■ **Dataset rows**:

======

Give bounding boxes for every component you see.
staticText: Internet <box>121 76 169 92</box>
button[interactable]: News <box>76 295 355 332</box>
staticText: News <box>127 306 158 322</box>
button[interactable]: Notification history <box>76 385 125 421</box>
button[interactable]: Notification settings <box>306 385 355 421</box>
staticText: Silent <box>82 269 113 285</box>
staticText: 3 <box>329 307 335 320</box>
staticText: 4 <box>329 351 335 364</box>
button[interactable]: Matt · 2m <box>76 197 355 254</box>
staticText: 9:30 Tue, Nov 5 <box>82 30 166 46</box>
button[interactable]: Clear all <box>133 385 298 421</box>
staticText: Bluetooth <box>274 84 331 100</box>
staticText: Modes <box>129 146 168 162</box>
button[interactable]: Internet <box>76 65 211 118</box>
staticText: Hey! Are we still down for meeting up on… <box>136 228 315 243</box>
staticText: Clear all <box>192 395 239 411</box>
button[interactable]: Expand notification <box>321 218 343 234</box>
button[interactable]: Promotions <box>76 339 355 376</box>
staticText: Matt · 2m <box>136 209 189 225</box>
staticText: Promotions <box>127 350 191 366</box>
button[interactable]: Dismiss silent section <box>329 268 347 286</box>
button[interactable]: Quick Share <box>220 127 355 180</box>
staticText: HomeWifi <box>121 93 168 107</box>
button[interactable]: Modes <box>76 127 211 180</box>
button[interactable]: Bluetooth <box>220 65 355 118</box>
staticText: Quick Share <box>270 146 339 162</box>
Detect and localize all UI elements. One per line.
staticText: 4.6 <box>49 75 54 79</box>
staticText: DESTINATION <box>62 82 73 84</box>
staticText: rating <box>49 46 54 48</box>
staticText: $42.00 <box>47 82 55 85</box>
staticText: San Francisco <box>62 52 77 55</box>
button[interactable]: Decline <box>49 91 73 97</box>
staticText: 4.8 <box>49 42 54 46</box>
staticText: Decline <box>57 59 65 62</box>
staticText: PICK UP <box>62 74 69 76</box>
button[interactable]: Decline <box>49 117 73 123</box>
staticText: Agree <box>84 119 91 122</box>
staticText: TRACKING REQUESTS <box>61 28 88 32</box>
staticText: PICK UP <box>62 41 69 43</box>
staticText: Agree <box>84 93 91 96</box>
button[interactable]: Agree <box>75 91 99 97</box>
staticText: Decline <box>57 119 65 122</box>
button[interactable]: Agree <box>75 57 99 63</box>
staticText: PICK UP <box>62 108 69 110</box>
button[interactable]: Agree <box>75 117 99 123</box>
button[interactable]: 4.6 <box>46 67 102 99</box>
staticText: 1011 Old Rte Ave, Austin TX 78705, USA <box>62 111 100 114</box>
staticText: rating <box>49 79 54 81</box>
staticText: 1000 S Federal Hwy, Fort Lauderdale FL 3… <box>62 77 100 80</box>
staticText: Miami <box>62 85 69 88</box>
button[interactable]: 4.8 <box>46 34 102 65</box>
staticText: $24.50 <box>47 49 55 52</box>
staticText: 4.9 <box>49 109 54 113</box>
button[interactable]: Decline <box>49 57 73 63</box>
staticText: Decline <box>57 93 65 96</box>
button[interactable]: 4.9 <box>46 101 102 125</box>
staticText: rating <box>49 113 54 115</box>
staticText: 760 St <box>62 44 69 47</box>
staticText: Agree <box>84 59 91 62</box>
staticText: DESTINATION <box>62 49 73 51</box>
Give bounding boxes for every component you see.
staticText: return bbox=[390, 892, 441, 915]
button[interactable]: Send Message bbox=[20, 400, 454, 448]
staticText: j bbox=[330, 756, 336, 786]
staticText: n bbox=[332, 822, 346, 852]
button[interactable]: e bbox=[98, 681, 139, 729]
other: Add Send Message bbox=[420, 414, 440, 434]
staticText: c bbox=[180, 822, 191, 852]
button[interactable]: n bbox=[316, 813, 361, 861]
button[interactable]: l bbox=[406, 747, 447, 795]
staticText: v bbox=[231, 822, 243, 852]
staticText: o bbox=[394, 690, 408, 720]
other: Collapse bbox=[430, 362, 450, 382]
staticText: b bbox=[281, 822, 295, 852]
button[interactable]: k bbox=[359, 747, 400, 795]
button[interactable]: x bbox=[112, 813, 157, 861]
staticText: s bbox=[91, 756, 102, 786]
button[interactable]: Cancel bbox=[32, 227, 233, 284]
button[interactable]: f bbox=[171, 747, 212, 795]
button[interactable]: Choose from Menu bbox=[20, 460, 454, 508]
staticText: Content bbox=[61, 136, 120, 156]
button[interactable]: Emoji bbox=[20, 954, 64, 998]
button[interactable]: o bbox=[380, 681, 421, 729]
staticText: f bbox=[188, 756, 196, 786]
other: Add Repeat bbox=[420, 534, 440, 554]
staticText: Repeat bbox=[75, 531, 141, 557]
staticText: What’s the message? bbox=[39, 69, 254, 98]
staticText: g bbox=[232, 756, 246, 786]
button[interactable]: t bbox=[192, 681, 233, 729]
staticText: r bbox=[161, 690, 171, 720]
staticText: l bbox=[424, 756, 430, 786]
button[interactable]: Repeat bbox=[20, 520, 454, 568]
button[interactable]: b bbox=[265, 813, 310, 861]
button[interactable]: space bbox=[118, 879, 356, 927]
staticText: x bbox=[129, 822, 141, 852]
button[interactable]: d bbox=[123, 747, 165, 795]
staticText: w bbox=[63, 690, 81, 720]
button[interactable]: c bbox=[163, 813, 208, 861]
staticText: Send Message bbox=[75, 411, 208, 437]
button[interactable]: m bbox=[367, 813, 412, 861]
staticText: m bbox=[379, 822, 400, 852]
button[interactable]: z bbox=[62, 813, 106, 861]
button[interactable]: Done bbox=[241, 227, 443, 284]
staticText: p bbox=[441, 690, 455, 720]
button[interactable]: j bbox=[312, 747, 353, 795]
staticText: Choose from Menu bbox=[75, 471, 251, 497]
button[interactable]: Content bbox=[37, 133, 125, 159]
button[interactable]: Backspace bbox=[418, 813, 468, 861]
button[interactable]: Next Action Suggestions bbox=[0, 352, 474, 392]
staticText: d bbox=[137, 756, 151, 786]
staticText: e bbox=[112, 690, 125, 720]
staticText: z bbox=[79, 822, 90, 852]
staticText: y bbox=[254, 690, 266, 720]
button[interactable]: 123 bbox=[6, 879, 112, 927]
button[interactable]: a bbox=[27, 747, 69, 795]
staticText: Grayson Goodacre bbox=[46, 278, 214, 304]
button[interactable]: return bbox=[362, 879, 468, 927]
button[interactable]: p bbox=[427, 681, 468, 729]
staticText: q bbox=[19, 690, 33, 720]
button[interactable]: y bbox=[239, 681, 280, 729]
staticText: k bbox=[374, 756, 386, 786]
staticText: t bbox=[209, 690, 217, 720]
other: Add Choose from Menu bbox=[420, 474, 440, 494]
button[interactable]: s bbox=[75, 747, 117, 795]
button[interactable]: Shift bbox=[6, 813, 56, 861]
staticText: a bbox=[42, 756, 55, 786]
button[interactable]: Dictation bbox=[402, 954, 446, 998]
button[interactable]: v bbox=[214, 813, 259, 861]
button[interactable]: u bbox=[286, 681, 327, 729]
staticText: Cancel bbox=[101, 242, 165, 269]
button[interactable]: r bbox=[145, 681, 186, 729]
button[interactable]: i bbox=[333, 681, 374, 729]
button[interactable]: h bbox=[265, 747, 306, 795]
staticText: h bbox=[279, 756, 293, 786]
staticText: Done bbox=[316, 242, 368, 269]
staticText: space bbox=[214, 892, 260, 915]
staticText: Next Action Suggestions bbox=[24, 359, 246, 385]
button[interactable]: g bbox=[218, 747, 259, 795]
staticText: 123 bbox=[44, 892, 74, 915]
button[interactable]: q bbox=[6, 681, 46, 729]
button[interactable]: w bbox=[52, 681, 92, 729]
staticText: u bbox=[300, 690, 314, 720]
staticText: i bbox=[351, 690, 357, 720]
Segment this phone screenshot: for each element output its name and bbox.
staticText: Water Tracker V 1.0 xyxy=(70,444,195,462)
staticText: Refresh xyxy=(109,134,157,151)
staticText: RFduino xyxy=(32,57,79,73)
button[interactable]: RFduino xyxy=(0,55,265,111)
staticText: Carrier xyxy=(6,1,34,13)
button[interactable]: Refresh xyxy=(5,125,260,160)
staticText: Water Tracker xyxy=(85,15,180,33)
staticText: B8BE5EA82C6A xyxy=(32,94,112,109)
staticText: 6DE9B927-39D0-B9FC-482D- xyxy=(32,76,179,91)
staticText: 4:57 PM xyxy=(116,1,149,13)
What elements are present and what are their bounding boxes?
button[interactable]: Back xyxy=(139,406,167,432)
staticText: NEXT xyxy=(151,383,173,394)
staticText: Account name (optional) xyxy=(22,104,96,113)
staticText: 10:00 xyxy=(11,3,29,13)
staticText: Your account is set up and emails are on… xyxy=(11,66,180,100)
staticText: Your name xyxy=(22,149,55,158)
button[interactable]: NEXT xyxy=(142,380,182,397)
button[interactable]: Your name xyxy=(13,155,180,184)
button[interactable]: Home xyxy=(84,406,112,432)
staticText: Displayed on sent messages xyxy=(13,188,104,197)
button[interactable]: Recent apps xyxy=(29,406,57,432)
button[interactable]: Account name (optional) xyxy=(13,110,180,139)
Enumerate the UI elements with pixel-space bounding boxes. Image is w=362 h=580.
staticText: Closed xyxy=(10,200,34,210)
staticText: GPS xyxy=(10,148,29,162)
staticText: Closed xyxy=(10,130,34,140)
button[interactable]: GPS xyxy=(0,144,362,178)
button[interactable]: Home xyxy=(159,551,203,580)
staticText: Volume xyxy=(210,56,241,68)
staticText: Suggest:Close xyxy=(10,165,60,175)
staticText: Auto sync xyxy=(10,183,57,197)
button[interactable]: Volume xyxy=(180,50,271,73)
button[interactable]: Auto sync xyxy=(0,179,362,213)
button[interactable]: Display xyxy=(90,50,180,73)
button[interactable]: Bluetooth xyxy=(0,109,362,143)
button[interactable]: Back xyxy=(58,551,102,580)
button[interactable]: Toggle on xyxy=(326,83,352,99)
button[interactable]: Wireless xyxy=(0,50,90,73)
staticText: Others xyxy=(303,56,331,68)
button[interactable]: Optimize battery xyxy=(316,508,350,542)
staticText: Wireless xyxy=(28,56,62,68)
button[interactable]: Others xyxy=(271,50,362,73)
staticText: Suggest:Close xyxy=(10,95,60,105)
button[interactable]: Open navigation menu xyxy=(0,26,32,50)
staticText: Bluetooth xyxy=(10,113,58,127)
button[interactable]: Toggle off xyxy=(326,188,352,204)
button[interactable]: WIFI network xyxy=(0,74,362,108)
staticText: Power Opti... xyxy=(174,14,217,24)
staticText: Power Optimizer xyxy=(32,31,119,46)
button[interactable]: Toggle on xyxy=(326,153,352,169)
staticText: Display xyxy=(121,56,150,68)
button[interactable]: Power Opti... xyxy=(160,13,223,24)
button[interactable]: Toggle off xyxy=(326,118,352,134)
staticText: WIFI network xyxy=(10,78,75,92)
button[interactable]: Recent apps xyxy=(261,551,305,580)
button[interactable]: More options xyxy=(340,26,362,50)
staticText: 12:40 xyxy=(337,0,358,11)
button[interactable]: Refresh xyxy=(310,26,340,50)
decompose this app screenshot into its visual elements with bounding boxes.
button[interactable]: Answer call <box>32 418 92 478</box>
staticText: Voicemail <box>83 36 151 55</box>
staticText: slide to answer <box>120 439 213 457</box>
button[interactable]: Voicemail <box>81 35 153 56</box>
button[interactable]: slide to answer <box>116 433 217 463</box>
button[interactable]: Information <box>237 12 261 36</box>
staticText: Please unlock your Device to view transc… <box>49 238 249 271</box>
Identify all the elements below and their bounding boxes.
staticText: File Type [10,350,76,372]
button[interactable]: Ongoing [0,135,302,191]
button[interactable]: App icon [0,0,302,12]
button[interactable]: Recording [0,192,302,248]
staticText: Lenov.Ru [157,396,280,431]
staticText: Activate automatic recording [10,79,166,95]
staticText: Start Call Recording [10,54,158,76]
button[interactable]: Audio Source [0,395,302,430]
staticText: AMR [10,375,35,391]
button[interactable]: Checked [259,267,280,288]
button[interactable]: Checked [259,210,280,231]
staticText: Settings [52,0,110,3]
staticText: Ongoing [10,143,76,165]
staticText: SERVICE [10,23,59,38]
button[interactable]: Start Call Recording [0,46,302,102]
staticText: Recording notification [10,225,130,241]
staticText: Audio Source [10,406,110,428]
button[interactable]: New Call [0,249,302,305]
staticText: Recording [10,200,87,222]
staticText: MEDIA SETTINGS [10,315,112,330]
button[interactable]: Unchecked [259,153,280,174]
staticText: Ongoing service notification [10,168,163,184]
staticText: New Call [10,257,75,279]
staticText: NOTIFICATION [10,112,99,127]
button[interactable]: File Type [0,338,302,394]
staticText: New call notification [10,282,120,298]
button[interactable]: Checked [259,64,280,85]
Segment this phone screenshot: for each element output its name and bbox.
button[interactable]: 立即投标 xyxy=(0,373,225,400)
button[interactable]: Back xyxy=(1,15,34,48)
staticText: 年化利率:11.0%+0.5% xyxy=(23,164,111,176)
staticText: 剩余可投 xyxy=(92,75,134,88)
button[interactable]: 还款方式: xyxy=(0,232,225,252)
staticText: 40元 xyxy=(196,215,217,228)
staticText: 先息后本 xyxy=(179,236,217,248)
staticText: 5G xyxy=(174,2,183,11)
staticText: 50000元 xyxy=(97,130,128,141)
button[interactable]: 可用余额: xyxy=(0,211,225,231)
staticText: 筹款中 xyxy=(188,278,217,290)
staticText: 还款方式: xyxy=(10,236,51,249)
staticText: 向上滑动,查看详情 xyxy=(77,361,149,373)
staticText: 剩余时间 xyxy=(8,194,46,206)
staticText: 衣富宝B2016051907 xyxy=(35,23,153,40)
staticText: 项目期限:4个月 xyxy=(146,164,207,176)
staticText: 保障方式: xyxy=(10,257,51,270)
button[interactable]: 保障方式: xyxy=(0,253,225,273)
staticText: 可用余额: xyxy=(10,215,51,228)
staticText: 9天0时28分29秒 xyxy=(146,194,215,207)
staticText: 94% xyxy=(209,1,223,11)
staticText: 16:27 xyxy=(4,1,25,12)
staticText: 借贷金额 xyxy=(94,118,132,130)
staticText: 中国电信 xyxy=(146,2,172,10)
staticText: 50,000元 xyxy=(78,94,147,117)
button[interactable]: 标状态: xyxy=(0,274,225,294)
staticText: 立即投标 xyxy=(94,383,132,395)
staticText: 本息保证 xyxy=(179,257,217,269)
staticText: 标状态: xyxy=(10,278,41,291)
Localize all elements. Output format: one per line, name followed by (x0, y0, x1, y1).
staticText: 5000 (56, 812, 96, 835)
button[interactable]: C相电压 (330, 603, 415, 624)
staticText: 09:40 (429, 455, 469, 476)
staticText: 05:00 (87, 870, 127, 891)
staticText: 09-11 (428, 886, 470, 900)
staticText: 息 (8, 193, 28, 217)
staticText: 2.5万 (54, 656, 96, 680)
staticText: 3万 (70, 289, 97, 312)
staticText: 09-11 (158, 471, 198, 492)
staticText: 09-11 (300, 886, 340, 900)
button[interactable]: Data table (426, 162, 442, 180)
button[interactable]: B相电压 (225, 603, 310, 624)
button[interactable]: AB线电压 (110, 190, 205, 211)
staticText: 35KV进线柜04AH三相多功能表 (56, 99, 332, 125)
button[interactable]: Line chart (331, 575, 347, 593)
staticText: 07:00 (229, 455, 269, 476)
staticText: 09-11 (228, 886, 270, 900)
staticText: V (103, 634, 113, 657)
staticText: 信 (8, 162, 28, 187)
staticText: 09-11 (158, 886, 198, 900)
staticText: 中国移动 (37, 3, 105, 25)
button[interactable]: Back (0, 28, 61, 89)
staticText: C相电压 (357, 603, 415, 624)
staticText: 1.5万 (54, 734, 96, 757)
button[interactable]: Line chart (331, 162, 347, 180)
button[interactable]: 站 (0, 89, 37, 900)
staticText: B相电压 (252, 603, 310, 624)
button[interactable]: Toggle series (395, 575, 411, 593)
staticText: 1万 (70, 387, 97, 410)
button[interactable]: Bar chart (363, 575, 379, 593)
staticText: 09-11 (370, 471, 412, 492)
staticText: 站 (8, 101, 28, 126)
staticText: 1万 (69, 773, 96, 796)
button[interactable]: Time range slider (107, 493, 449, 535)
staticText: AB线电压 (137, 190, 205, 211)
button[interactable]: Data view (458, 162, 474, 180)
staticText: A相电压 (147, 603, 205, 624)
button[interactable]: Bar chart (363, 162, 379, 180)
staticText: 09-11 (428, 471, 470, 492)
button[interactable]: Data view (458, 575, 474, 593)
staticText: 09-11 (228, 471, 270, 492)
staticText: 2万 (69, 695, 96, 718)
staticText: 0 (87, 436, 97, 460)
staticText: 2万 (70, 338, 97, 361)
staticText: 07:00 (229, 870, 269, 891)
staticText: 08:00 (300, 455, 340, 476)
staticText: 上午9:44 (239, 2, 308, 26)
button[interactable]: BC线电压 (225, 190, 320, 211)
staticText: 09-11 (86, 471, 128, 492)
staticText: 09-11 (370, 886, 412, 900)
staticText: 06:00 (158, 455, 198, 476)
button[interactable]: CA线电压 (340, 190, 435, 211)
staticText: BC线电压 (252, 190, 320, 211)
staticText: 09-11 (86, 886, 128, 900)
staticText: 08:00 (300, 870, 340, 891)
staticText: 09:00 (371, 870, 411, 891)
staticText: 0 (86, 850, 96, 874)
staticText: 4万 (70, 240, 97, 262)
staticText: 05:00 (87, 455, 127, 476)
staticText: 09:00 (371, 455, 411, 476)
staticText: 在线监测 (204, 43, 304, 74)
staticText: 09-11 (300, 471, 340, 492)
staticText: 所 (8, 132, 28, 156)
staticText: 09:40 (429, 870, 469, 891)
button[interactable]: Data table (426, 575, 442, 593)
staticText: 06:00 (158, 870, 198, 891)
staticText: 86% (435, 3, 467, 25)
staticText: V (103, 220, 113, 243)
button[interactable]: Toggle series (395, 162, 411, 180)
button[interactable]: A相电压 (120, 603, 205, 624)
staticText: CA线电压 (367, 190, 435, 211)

======

Lay out the lines as a Markdown table with the columns No. and Line, beginning with the first line and ending with the line that contains "staticText: Silent <box>82 269 113 285</box>". Leave out any blank lines.

■ **WRITTEN SOLUTION**:
| No. | Line |
|---|---|
| 1 | Give bounding boxes for every component you see. |
| 2 | staticText: Internet <box>121 76 169 92</box> |
| 3 | button[interactable]: News <box>76 295 355 332</box> |
| 4 | staticText: News <box>127 306 158 322</box> |
| 5 | button[interactable]: Notification history <box>76 385 125 421</box> |
| 6 | button[interactable]: Notification settings <box>306 385 355 421</box> |
| 7 | staticText: Silent <box>82 269 113 285</box> |